WHAT THE TASK REQUIRES:
Report every line in the lines below that contains the string "MEDIUM", matching case exactly.

EXCERPTED DATA:

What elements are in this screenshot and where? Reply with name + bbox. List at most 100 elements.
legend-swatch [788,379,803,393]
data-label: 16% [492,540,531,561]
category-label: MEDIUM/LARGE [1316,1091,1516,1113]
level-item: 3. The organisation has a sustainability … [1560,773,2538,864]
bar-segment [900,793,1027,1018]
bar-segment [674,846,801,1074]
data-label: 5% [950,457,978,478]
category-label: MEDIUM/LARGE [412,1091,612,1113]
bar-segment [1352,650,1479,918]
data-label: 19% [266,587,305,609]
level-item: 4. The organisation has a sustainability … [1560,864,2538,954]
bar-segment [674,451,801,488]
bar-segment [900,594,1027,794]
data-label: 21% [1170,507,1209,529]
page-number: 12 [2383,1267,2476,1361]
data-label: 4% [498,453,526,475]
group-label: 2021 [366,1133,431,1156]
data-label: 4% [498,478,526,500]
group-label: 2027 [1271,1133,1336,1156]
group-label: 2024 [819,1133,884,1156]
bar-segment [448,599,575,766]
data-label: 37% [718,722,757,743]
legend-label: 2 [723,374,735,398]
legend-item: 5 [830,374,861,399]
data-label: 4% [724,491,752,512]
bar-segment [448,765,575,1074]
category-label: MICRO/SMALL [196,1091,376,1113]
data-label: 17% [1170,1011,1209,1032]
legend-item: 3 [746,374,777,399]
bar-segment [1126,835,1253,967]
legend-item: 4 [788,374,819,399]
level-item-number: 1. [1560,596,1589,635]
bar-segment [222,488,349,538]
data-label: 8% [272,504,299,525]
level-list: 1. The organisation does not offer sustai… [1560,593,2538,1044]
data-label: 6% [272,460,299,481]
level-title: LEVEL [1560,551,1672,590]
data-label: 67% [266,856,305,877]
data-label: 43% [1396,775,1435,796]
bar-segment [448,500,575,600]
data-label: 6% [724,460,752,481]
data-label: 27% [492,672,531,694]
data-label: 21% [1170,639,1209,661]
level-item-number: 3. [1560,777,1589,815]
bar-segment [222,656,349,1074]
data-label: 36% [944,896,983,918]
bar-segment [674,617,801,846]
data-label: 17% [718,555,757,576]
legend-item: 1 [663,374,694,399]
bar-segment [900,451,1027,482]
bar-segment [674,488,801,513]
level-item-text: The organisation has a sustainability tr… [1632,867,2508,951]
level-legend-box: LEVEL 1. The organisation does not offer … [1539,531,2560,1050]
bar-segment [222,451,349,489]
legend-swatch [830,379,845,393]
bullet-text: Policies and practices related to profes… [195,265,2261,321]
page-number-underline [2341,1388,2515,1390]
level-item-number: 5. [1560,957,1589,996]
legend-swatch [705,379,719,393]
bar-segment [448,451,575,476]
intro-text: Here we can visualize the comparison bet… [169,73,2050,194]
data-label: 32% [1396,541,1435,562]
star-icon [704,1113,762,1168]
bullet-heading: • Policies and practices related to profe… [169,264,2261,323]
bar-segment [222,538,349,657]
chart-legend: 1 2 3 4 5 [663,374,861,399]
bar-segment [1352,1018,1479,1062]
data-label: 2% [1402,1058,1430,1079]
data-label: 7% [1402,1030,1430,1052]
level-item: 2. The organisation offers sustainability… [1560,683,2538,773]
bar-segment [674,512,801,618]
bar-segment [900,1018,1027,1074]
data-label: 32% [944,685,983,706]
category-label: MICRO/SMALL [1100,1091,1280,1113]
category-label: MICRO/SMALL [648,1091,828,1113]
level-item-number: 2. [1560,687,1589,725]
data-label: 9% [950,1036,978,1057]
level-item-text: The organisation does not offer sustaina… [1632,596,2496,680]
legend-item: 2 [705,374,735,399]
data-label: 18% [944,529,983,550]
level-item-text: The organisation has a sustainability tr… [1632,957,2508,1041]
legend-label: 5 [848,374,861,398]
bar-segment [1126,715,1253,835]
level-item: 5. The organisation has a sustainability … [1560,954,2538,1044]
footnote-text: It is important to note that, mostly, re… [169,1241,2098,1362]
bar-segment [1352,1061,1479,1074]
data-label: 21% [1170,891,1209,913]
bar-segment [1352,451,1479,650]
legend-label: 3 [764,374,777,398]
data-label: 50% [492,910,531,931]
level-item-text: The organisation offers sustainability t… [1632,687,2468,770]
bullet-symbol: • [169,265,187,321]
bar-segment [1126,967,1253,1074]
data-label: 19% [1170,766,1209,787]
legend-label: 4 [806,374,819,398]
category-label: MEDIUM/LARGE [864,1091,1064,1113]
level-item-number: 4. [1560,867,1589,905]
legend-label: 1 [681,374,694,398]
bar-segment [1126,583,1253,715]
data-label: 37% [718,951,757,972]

FINAL RESULT:
category-label: MEDIUM/LARGE [1316,1091,1516,1113]
category-label: MEDIUM/LARGE [412,1091,612,1113]
category-label: MEDIUM/LARGE [864,1091,1064,1113]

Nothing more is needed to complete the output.